EXERCISE DETAILS = Repeat the full listing below verbatim and keep the images out.

Raw records =
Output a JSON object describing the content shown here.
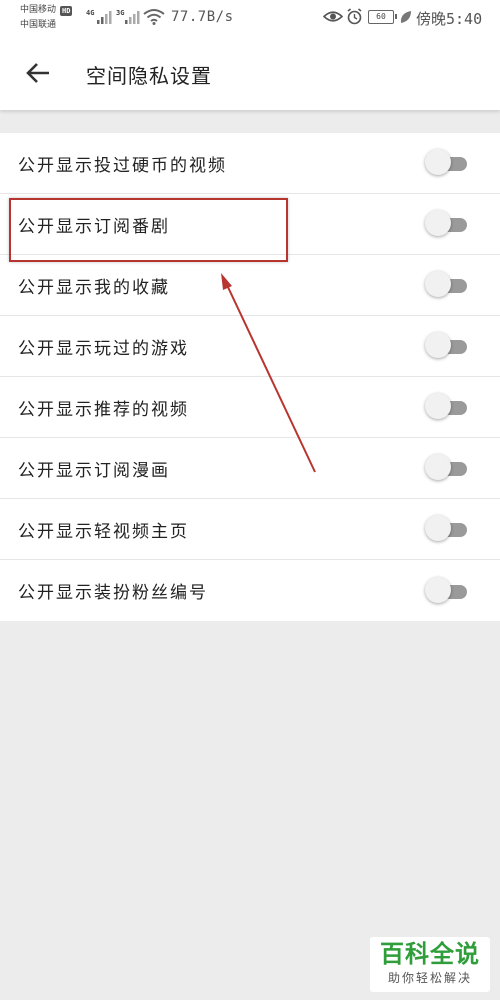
{
  "status_bar": {
    "carrier_1": "中国移动",
    "carrier_1_badge": "HD",
    "carrier_2": "中国联通",
    "network_1": "4G",
    "network_2": "3G",
    "net_speed": "77.7B/s",
    "battery_level": "60",
    "time": "傍晚5:40",
    "icons": [
      "signal-icon",
      "wifi-icon",
      "eye-icon",
      "alarm-icon",
      "battery-icon",
      "leaf-icon"
    ]
  },
  "header": {
    "title": "空间隐私设置",
    "back_icon": "arrow-left-icon"
  },
  "settings": {
    "items": [
      {
        "label": "公开显示投过硬币的视频",
        "enabled": false
      },
      {
        "label": "公开显示订阅番剧",
        "enabled": false
      },
      {
        "label": "公开显示我的收藏",
        "enabled": false
      },
      {
        "label": "公开显示玩过的游戏",
        "enabled": false
      },
      {
        "label": "公开显示推荐的视频",
        "enabled": false
      },
      {
        "label": "公开显示订阅漫画",
        "enabled": false
      },
      {
        "label": "公开显示轻视频主页",
        "enabled": false
      },
      {
        "label": "公开显示装扮粉丝编号",
        "enabled": false
      }
    ]
  },
  "annotation": {
    "highlight_color": "#b8352f"
  },
  "watermark": {
    "main": "百科全说",
    "sub": "助你轻松解决"
  },
  "colors": {
    "background": "#ececec",
    "toggle_track_off": "#9a9a9a",
    "toggle_knob": "#f1f1f1",
    "watermark_green": "#2f9e3a"
  }
}
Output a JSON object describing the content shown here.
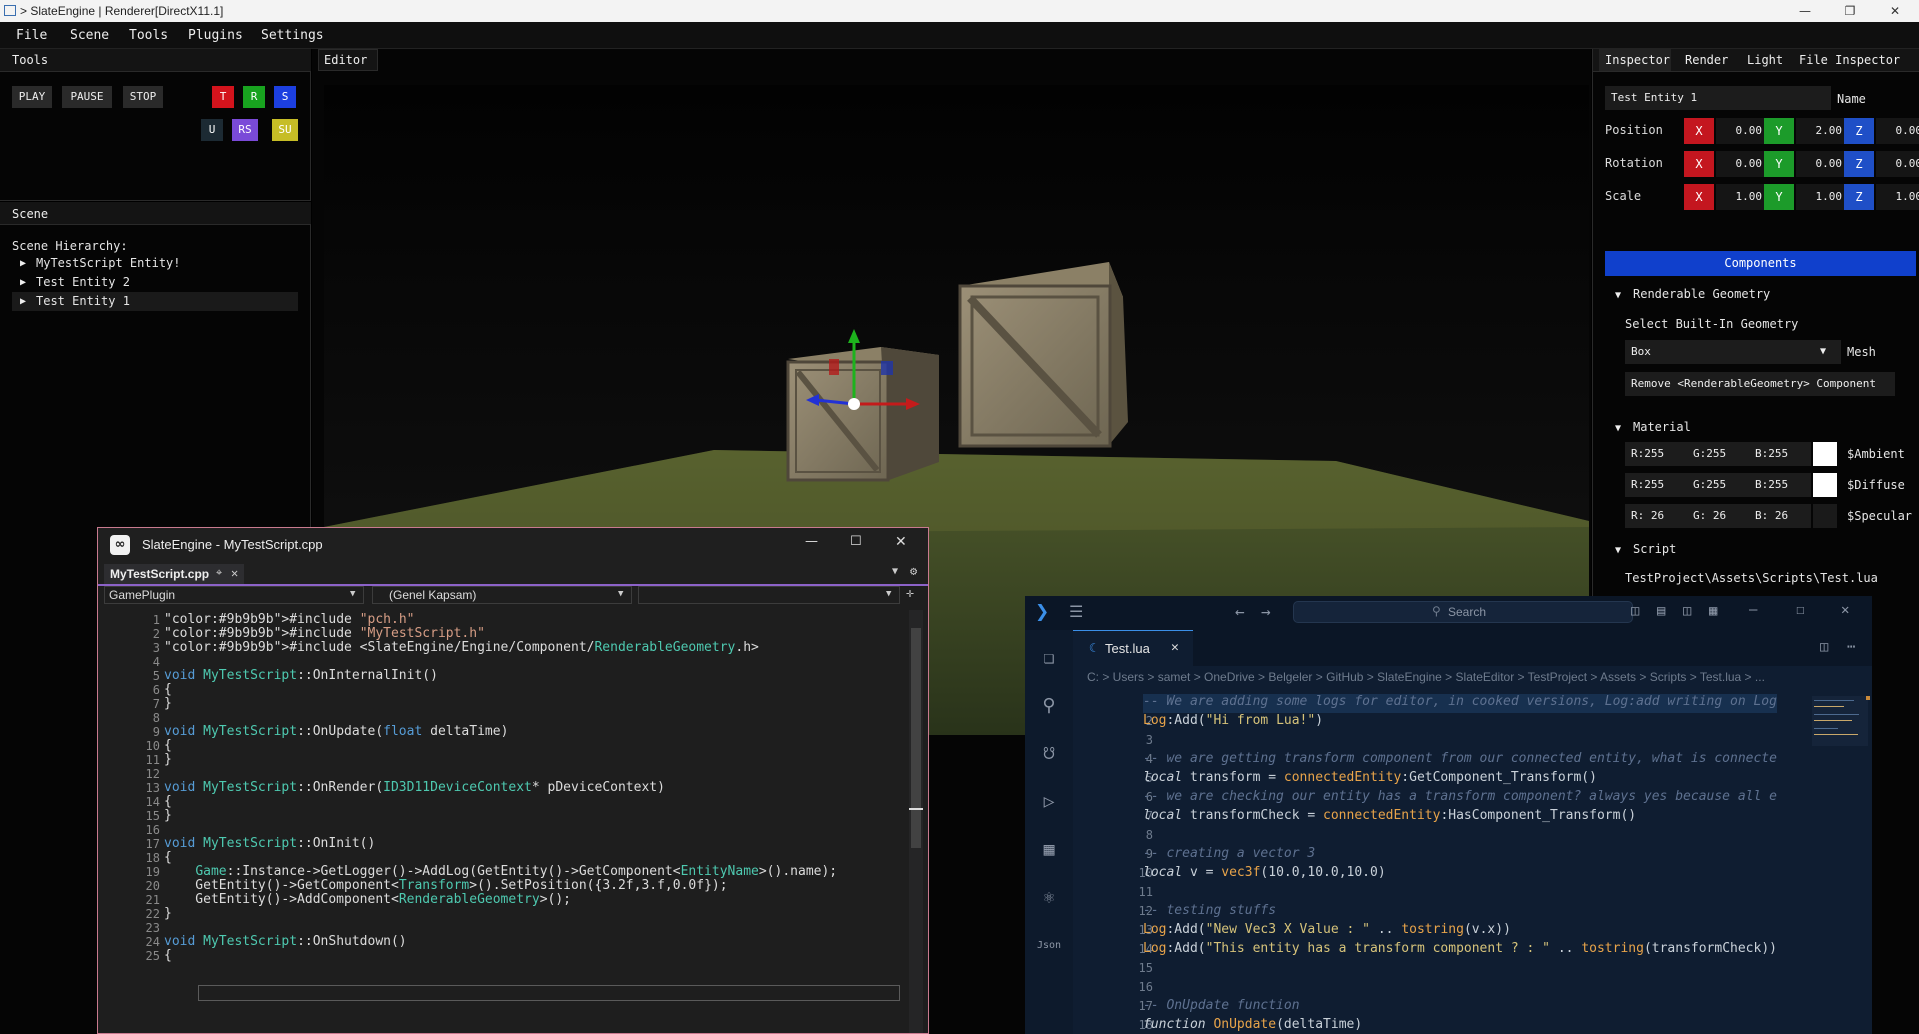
{
  "window": {
    "title": "> SlateEngine | Renderer[DirectX11.1]"
  },
  "menu": [
    "File",
    "Scene",
    "Tools",
    "Plugins",
    "Settings"
  ],
  "tools_panel": {
    "title": "Tools",
    "play": "PLAY",
    "pause": "PAUSE",
    "stop": "STOP",
    "gizmo_buttons": [
      {
        "label": "T",
        "color": "#d3131c"
      },
      {
        "label": "R",
        "color": "#18a31f"
      },
      {
        "label": "S",
        "color": "#1c3fe0"
      },
      {
        "label": "U",
        "color": "#1c2a33"
      },
      {
        "label": "RS",
        "color": "#7a4ad8"
      },
      {
        "label": "SU",
        "color": "#c6bd26"
      }
    ]
  },
  "scene_panel": {
    "title": "Scene",
    "hierarchy_label": "Scene Hierarchy:",
    "items": [
      "MyTestScript Entity!",
      "Test Entity 2",
      "Test Entity 1"
    ]
  },
  "editor": {
    "tab": "Editor"
  },
  "inspector": {
    "tabs": [
      "Inspector",
      "Render",
      "Light",
      "File Inspector"
    ],
    "entity_name": "Test Entity 1",
    "name_label": "Name",
    "transform": [
      {
        "label": "Position",
        "x": "0.00",
        "y": "2.00",
        "z": "0.00"
      },
      {
        "label": "Rotation",
        "x": "0.00",
        "y": "0.00",
        "z": "0.00"
      },
      {
        "label": "Scale",
        "x": "1.00",
        "y": "1.00",
        "z": "1.00"
      }
    ],
    "axis_labels": {
      "x": "X",
      "y": "Y",
      "z": "Z"
    },
    "components_button": "Components",
    "renderable": {
      "header": "Renderable Geometry",
      "select_label": "Select Built-In Geometry",
      "geometry_value": "Box",
      "mesh_label": "Mesh",
      "remove_button": "Remove <RenderableGeometry> Component"
    },
    "material": {
      "header": "Material",
      "rows": [
        {
          "r": "R:255",
          "g": "G:255",
          "b": "B:255",
          "swatch": "#ffffff",
          "label": "$Ambient"
        },
        {
          "r": "R:255",
          "g": "G:255",
          "b": "B:255",
          "swatch": "#ffffff",
          "label": "$Diffuse"
        },
        {
          "r": "R: 26",
          "g": "G: 26",
          "b": "B: 26",
          "swatch": "#1a1a1a",
          "label": "$Specular"
        }
      ]
    },
    "script": {
      "header": "Script",
      "path": "TestProject\\Assets\\Scripts\\Test.lua"
    }
  },
  "vs": {
    "title": "SlateEngine - MyTestScript.cpp",
    "file_tab": "MyTestScript.cpp",
    "project_dropdown": "GamePlugin",
    "scope_dropdown": "(Genel Kapsam)",
    "lines": [
      {
        "n": "1",
        "t": "#include \"pch.h\""
      },
      {
        "n": "2",
        "t": "#include \"MyTestScript.h\""
      },
      {
        "n": "3",
        "t": "#include <SlateEngine/Engine/Component/RenderableGeometry.h>"
      },
      {
        "n": "4",
        "t": ""
      },
      {
        "n": "5",
        "t": "void MyTestScript::OnInternalInit()"
      },
      {
        "n": "6",
        "t": "{"
      },
      {
        "n": "7",
        "t": "}"
      },
      {
        "n": "8",
        "t": ""
      },
      {
        "n": "9",
        "t": "void MyTestScript::OnUpdate(float deltaTime)"
      },
      {
        "n": "10",
        "t": "{"
      },
      {
        "n": "11",
        "t": "}"
      },
      {
        "n": "12",
        "t": ""
      },
      {
        "n": "13",
        "t": "void MyTestScript::OnRender(ID3D11DeviceContext* pDeviceContext)"
      },
      {
        "n": "14",
        "t": "{"
      },
      {
        "n": "15",
        "t": "}"
      },
      {
        "n": "16",
        "t": ""
      },
      {
        "n": "17",
        "t": "void MyTestScript::OnInit()"
      },
      {
        "n": "18",
        "t": "{"
      },
      {
        "n": "19",
        "t": "    Game::Instance->GetLogger()->AddLog(GetEntity()->GetComponent<EntityName>().name);"
      },
      {
        "n": "20",
        "t": "    GetEntity()->GetComponent<Transform>().SetPosition({3.2f,3.f,0.0f});"
      },
      {
        "n": "21",
        "t": "    GetEntity()->AddComponent<RenderableGeometry>();"
      },
      {
        "n": "22",
        "t": "}"
      },
      {
        "n": "23",
        "t": ""
      },
      {
        "n": "24",
        "t": "void MyTestScript::OnShutdown()"
      },
      {
        "n": "25",
        "t": "{"
      }
    ]
  },
  "vscode": {
    "search": "Search",
    "tab": "Test.lua",
    "breadcrumb": "C: > Users > samet > OneDrive > Belgeler > GitHub > SlateEngine > SlateEditor > TestProject > Assets > Scripts > Test.lua > ...",
    "lines": [
      {
        "n": "1",
        "t": "-- We are adding some logs for editor, in cooked versions, Log:add writing on Log"
      },
      {
        "n": "2",
        "t": "Log:Add(\"Hi from Lua!\")"
      },
      {
        "n": "3",
        "t": ""
      },
      {
        "n": "4",
        "t": "-- we are getting transform component from our connected entity, what is connecte"
      },
      {
        "n": "5",
        "t": "local transform = connectedEntity:GetComponent_Transform()"
      },
      {
        "n": "6",
        "t": "-- we are checking our entity has a transform component? always yes because all e"
      },
      {
        "n": "7",
        "t": "local transformCheck = connectedEntity:HasComponent_Transform()"
      },
      {
        "n": "8",
        "t": ""
      },
      {
        "n": "9",
        "t": "-- creating a vector 3"
      },
      {
        "n": "10",
        "t": "local v = vec3f(10.0,10.0,10.0)"
      },
      {
        "n": "11",
        "t": ""
      },
      {
        "n": "12",
        "t": "-- testing stuffs"
      },
      {
        "n": "13",
        "t": "Log:Add(\"New Vec3 X Value : \" .. tostring(v.x))"
      },
      {
        "n": "14",
        "t": "Log:Add(\"This entity has a transform component ? : \" .. tostring(transformCheck))"
      },
      {
        "n": "15",
        "t": ""
      },
      {
        "n": "16",
        "t": ""
      },
      {
        "n": "17",
        "t": "-- OnUpdate function"
      },
      {
        "n": "18",
        "t": "function OnUpdate(deltaTime)"
      }
    ]
  }
}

EXERCISE OUTPUT =
Output a JSON object describing the content shown here.
{
  "status_bar": {
    "carrier_1": "中国移动",
    "carrier_1_badge": "HD",
    "carrier_2": "中国联通",
    "network_1": "4G",
    "network_2": "3G",
    "net_speed": "77.7B/s",
    "battery_level": "60",
    "time": "傍晚5:40",
    "icons": [
      "signal-icon",
      "wifi-icon",
      "eye-icon",
      "alarm-icon",
      "battery-icon",
      "leaf-icon"
    ]
  },
  "header": {
    "title": "空间隐私设置",
    "back_icon": "arrow-left-icon"
  },
  "settings": {
    "items": [
      {
        "label": "公开显示投过硬币的视频",
        "enabled": false
      },
      {
        "label": "公开显示订阅番剧",
        "enabled": false
      },
      {
        "label": "公开显示我的收藏",
        "enabled": false
      },
      {
        "label": "公开显示玩过的游戏",
        "enabled": false
      },
      {
        "label": "公开显示推荐的视频",
        "enabled": false
      },
      {
        "label": "公开显示订阅漫画",
        "enabled": false
      },
      {
        "label": "公开显示轻视频主页",
        "enabled": false
      },
      {
        "label": "公开显示装扮粉丝编号",
        "enabled": false
      }
    ]
  },
  "annotation": {
    "highlight_color": "#b8352f"
  },
  "watermark": {
    "main": "百科全说",
    "sub": "助你轻松解决"
  },
  "colors": {
    "background": "#ececec",
    "toggle_track_off": "#9a9a9a",
    "toggle_knob": "#f1f1f1",
    "watermark_green": "#2f9e3a"
  }
}
Output a JSON object describing the content shown here.
{
  "window": {
    "title": "> SlateEngine | Renderer[DirectX11.1]"
  },
  "menu": [
    "File",
    "Scene",
    "Tools",
    "Plugins",
    "Settings"
  ],
  "tools_panel": {
    "title": "Tools",
    "play": "PLAY",
    "pause": "PAUSE",
    "stop": "STOP",
    "gizmo_buttons": [
      {
        "label": "T",
        "color": "#d3131c"
      },
      {
        "label": "R",
        "color": "#18a31f"
      },
      {
        "label": "S",
        "color": "#1c3fe0"
      },
      {
        "label": "U",
        "color": "#1c2a33"
      },
      {
        "label": "RS",
        "color": "#7a4ad8"
      },
      {
        "label": "SU",
        "color": "#c6bd26"
      }
    ]
  },
  "scene_panel": {
    "title": "Scene",
    "hierarchy_label": "Scene Hierarchy:",
    "items": [
      "MyTestScript Entity!",
      "Test Entity 2",
      "Test Entity 1"
    ]
  },
  "editor": {
    "tab": "Editor"
  },
  "inspector": {
    "tabs": [
      "Inspector",
      "Render",
      "Light",
      "File Inspector"
    ],
    "entity_name": "Test Entity 1",
    "name_label": "Name",
    "transform": [
      {
        "label": "Position",
        "x": "0.00",
        "y": "2.00",
        "z": "0.00"
      },
      {
        "label": "Rotation",
        "x": "0.00",
        "y": "0.00",
        "z": "0.00"
      },
      {
        "label": "Scale",
        "x": "1.00",
        "y": "1.00",
        "z": "1.00"
      }
    ],
    "axis_labels": {
      "x": "X",
      "y": "Y",
      "z": "Z"
    },
    "components_button": "Components",
    "renderable": {
      "header": "Renderable Geometry",
      "select_label": "Select Built-In Geometry",
      "geometry_value": "Box",
      "mesh_label": "Mesh",
      "remove_button": "Remove <RenderableGeometry> Component"
    },
    "material": {
      "header": "Material",
      "rows": [
        {
          "r": "R:255",
          "g": "G:255",
          "b": "B:255",
          "swatch": "#ffffff",
          "label": "$Ambient"
        },
        {
          "r": "R:255",
          "g": "G:255",
          "b": "B:255",
          "swatch": "#ffffff",
          "label": "$Diffuse"
        },
        {
          "r": "R: 26",
          "g": "G: 26",
          "b": "B: 26",
          "swatch": "#1a1a1a",
          "label": "$Specular"
        }
      ]
    },
    "script": {
      "header": "Script",
      "path": "TestProject\\Assets\\Scripts\\Test.lua"
    }
  },
  "vs": {
    "title": "SlateEngine - MyTestScript.cpp",
    "file_tab": "MyTestScript.cpp",
    "project_dropdown": "GamePlugin",
    "scope_dropdown": "(Genel Kapsam)",
    "lines": [
      {
        "n": "1",
        "t": "#include \"pch.h\""
      },
      {
        "n": "2",
        "t": "#include \"MyTestScript.h\""
      },
      {
        "n": "3",
        "t": "#include <SlateEngine/Engine/Component/RenderableGeometry.h>"
      },
      {
        "n": "4",
        "t": ""
      },
      {
        "n": "5",
        "t": "void MyTestScript::OnInternalInit()"
      },
      {
        "n": "6",
        "t": "{"
      },
      {
        "n": "7",
        "t": "}"
      },
      {
        "n": "8",
        "t": ""
      },
      {
        "n": "9",
        "t": "void MyTestScript::OnUpdate(float deltaTime)"
      },
      {
        "n": "10",
        "t": "{"
      },
      {
        "n": "11",
        "t": "}"
      },
      {
        "n": "12",
        "t": ""
      },
      {
        "n": "13",
        "t": "void MyTestScript::OnRender(ID3D11DeviceContext* pDeviceContext)"
      },
      {
        "n": "14",
        "t": "{"
      },
      {
        "n": "15",
        "t": "}"
      },
      {
        "n": "16",
        "t": ""
      },
      {
        "n": "17",
        "t": "void MyTestScript::OnInit()"
      },
      {
        "n": "18",
        "t": "{"
      },
      {
        "n": "19",
        "t": "    Game::Instance->GetLogger()->AddLog(GetEntity()->GetComponent<EntityName>().name);"
      },
      {
        "n": "20",
        "t": "    GetEntity()->GetComponent<Transform>().SetPosition({3.2f,3.f,0.0f});"
      },
      {
        "n": "21",
        "t": "    GetEntity()->AddComponent<RenderableGeometry>();"
      },
      {
        "n": "22",
        "t": "}"
      },
      {
        "n": "23",
        "t": ""
      },
      {
        "n": "24",
        "t": "void MyTestScript::OnShutdown()"
      },
      {
        "n": "25",
        "t": "{"
      }
    ]
  },
  "vscode": {
    "search": "Search",
    "tab": "Test.lua",
    "breadcrumb": "C: > Users > samet > OneDrive > Belgeler > GitHub > SlateEngine > SlateEditor > TestProject > Assets > Scripts > Test.lua > ...",
    "lines": [
      {
        "n": "1",
        "t": "-- We are adding some logs for editor, in cooked versions, Log:add writing on Log"
      },
      {
        "n": "2",
        "t": "Log:Add(\"Hi from Lua!\")"
      },
      {
        "n": "3",
        "t": ""
      },
      {
        "n": "4",
        "t": "-- we are getting transform component from our connected entity, what is connecte"
      },
      {
        "n": "5",
        "t": "local transform = connectedEntity:GetComponent_Transform()"
      },
      {
        "n": "6",
        "t": "-- we are checking our entity has a transform component? always yes because all e"
      },
      {
        "n": "7",
        "t": "local transformCheck = connectedEntity:HasComponent_Transform()"
      },
      {
        "n": "8",
        "t": ""
      },
      {
        "n": "9",
        "t": "-- creating a vector 3"
      },
      {
        "n": "10",
        "t": "local v = vec3f(10.0,10.0,10.0)"
      },
      {
        "n": "11",
        "t": ""
      },
      {
        "n": "12",
        "t": "-- testing stuffs"
      },
      {
        "n": "13",
        "t": "Log:Add(\"New Vec3 X Value : \" .. tostring(v.x))"
      },
      {
        "n": "14",
        "t": "Log:Add(\"This entity has a transform component ? : \" .. tostring(transformCheck))"
      },
      {
        "n": "15",
        "t": ""
      },
      {
        "n": "16",
        "t": ""
      },
      {
        "n": "17",
        "t": "-- OnUpdate function"
      },
      {
        "n": "18",
        "t": "function OnUpdate(deltaTime)"
      }
    ]
  }
}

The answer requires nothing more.